▸ WRITTEN INSTRUCTION:
From the listing below, count the lines where the string "Ordinal" occurs. Give the number, with no other words.

▸ INFORMATION SUPPLIED:

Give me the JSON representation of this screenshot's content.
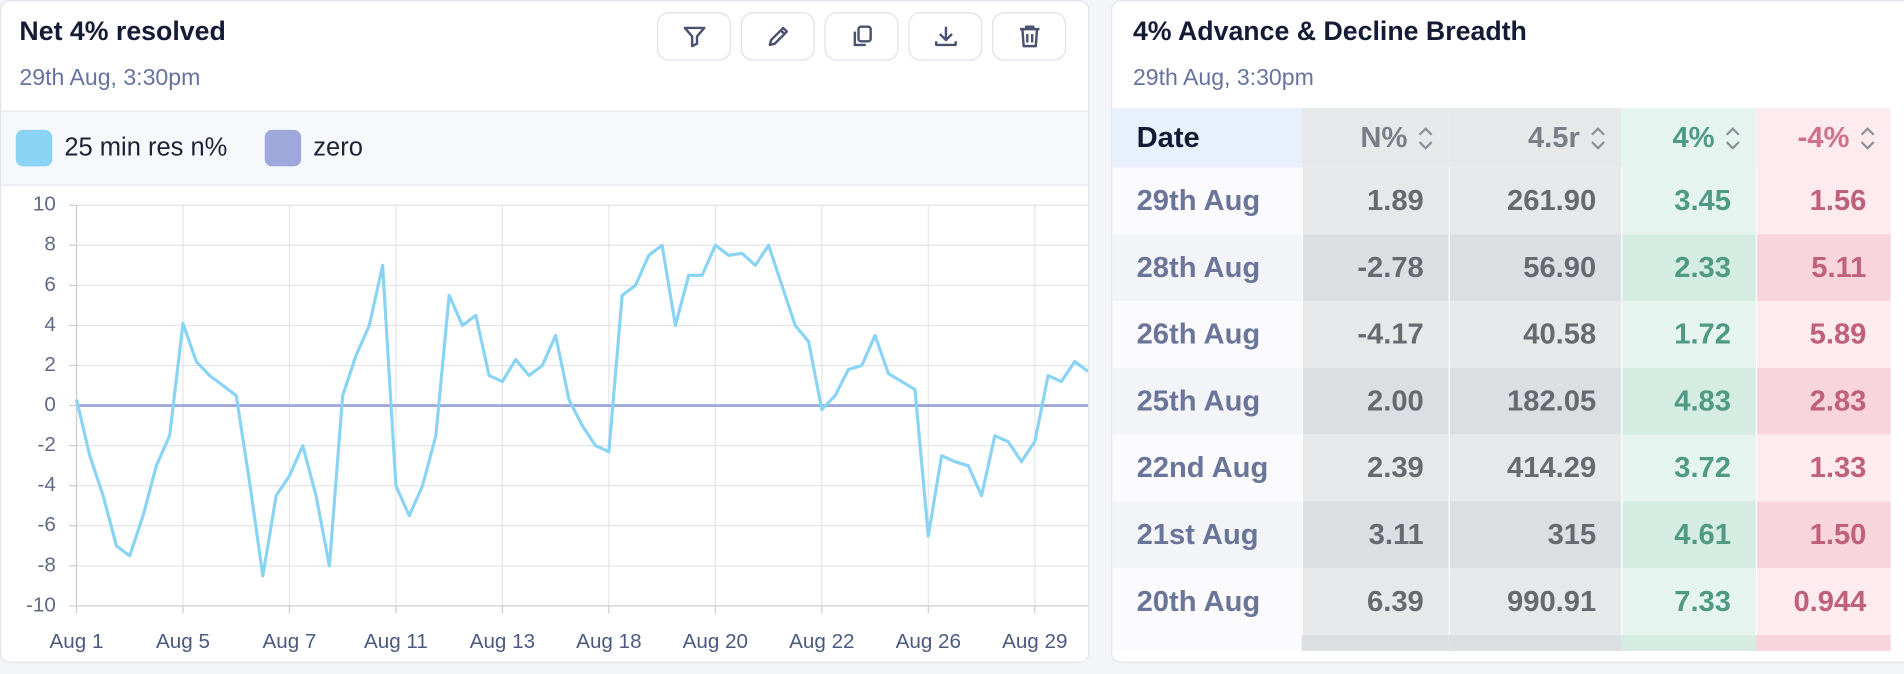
{
  "chart_data": {
    "type": "line",
    "title": "Net 4% resolved",
    "subtitle": "29th Aug, 3:30pm",
    "categories": [
      "Aug 1",
      null,
      null,
      null,
      null,
      null,
      null,
      null,
      "Aug 5",
      null,
      null,
      null,
      null,
      null,
      null,
      null,
      "Aug 7",
      null,
      null,
      null,
      null,
      null,
      null,
      null,
      "Aug 11",
      null,
      null,
      null,
      null,
      null,
      null,
      null,
      "Aug 13",
      null,
      null,
      null,
      null,
      null,
      null,
      null,
      "Aug 18",
      null,
      null,
      null,
      null,
      null,
      null,
      null,
      "Aug 20",
      null,
      null,
      null,
      null,
      null,
      null,
      null,
      "Aug 22",
      null,
      null,
      null,
      null,
      null,
      null,
      null,
      "Aug 26",
      null,
      null,
      null,
      null,
      null,
      null,
      null,
      "Aug 29",
      null,
      null,
      null,
      null
    ],
    "series": [
      {
        "name": "25 min res n%",
        "color": "#89d4f5",
        "values": [
          0.3,
          -2.5,
          -4.5,
          -7,
          -7.5,
          -5.5,
          -3,
          -1.5,
          4.1,
          2.2,
          1.5,
          1,
          0.5,
          -3.8,
          -8.5,
          -4.5,
          -3.5,
          -2,
          -4.5,
          -8,
          0.5,
          2.5,
          4,
          7,
          -4,
          -5.5,
          -4,
          -1.5,
          5.5,
          4,
          4.5,
          1.5,
          1.2,
          2.3,
          1.5,
          2,
          3.5,
          0.3,
          -1,
          -2,
          -2.3,
          5.5,
          6,
          7.5,
          8,
          4,
          6.5,
          6.5,
          8,
          7.5,
          7.6,
          7,
          8,
          6,
          4,
          3.2,
          -0.2,
          0.5,
          1.8,
          2,
          3.5,
          1.6,
          1.2,
          0.8,
          -6.5,
          -2.5,
          -2.8,
          -3,
          -4.5,
          -1.5,
          -1.8,
          -2.8,
          -1.8,
          1.5,
          1.2,
          2.2,
          1.7
        ]
      },
      {
        "name": "zero",
        "color": "#9fa8da",
        "values": [
          0,
          0,
          0,
          0,
          0,
          0,
          0,
          0,
          0,
          0,
          0,
          0,
          0,
          0,
          0,
          0,
          0,
          0,
          0,
          0,
          0,
          0,
          0,
          0,
          0,
          0,
          0,
          0,
          0,
          0,
          0,
          0,
          0,
          0,
          0,
          0,
          0,
          0,
          0,
          0,
          0,
          0,
          0,
          0,
          0,
          0,
          0,
          0,
          0,
          0,
          0,
          0,
          0,
          0,
          0,
          0,
          0,
          0,
          0,
          0,
          0,
          0,
          0,
          0,
          0,
          0,
          0,
          0,
          0,
          0,
          0,
          0,
          0,
          0,
          0,
          0,
          0
        ]
      }
    ],
    "ylim": [
      -10,
      10
    ],
    "yticks": [
      -10,
      -8,
      -6,
      -4,
      -2,
      0,
      2,
      4,
      6,
      8,
      10
    ],
    "grid": true
  },
  "table_panel": {
    "title": "4% Advance & Decline Breadth",
    "subtitle": "29th Aug, 3:30pm",
    "headers": [
      "Date",
      "N%",
      "4.5r",
      "4%",
      "-4%"
    ],
    "rows": [
      [
        "29th Aug",
        "1.89",
        "261.90",
        "3.45",
        "1.56"
      ],
      [
        "28th Aug",
        "-2.78",
        "56.90",
        "2.33",
        "5.11"
      ],
      [
        "26th Aug",
        "-4.17",
        "40.58",
        "1.72",
        "5.89"
      ],
      [
        "25th Aug",
        "2.00",
        "182.05",
        "4.83",
        "2.83"
      ],
      [
        "22nd Aug",
        "2.39",
        "414.29",
        "3.72",
        "1.33"
      ],
      [
        "21st Aug",
        "3.11",
        "315",
        "4.61",
        "1.50"
      ],
      [
        "20th Aug",
        "6.39",
        "990.91",
        "7.33",
        "0.944"
      ]
    ]
  }
}
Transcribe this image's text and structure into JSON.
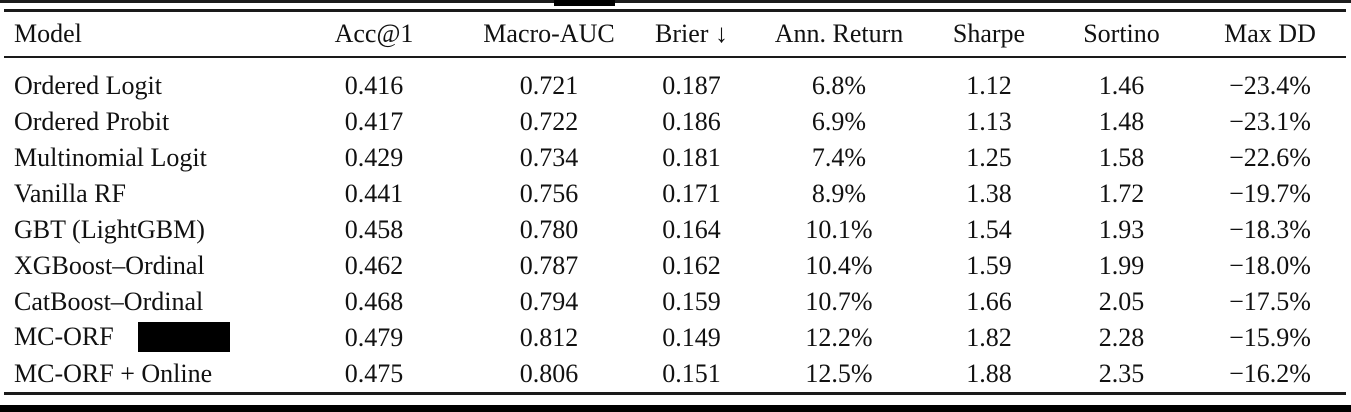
{
  "table": {
    "columns": [
      "Model",
      "Acc@1",
      "Macro-AUC",
      "Brier ↓",
      "Ann. Return",
      "Sharpe",
      "Sortino",
      "Max DD"
    ],
    "rows": [
      {
        "model": "Ordered Logit",
        "acc1": "0.416",
        "macro_auc": "0.721",
        "brier": "0.187",
        "ann_return": "6.8%",
        "sharpe": "1.12",
        "sortino": "1.46",
        "max_dd": "−23.4%"
      },
      {
        "model": "Ordered Probit",
        "acc1": "0.417",
        "macro_auc": "0.722",
        "brier": "0.186",
        "ann_return": "6.9%",
        "sharpe": "1.13",
        "sortino": "1.48",
        "max_dd": "−23.1%"
      },
      {
        "model": "Multinomial Logit",
        "acc1": "0.429",
        "macro_auc": "0.734",
        "brier": "0.181",
        "ann_return": "7.4%",
        "sharpe": "1.25",
        "sortino": "1.58",
        "max_dd": "−22.6%"
      },
      {
        "model": "Vanilla RF",
        "acc1": "0.441",
        "macro_auc": "0.756",
        "brier": "0.171",
        "ann_return": "8.9%",
        "sharpe": "1.38",
        "sortino": "1.72",
        "max_dd": "−19.7%"
      },
      {
        "model": "GBT (LightGBM)",
        "acc1": "0.458",
        "macro_auc": "0.780",
        "brier": "0.164",
        "ann_return": "10.1%",
        "sharpe": "1.54",
        "sortino": "1.93",
        "max_dd": "−18.3%"
      },
      {
        "model": "XGBoost–Ordinal",
        "acc1": "0.462",
        "macro_auc": "0.787",
        "brier": "0.162",
        "ann_return": "10.4%",
        "sharpe": "1.59",
        "sortino": "1.99",
        "max_dd": "−18.0%"
      },
      {
        "model": "CatBoost–Ordinal",
        "acc1": "0.468",
        "macro_auc": "0.794",
        "brier": "0.159",
        "ann_return": "10.7%",
        "sharpe": "1.66",
        "sortino": "2.05",
        "max_dd": "−17.5%"
      },
      {
        "model": "MC-ORF",
        "redacted": true,
        "acc1": "0.479",
        "macro_auc": "0.812",
        "brier": "0.149",
        "ann_return": "12.2%",
        "sharpe": "1.82",
        "sortino": "2.28",
        "max_dd": "−15.9%"
      },
      {
        "model": "MC-ORF + Online",
        "acc1": "0.475",
        "macro_auc": "0.806",
        "brier": "0.151",
        "ann_return": "12.5%",
        "sharpe": "1.88",
        "sortino": "2.35",
        "max_dd": "−16.2%"
      }
    ]
  }
}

▸ WORKED ANSWER:
2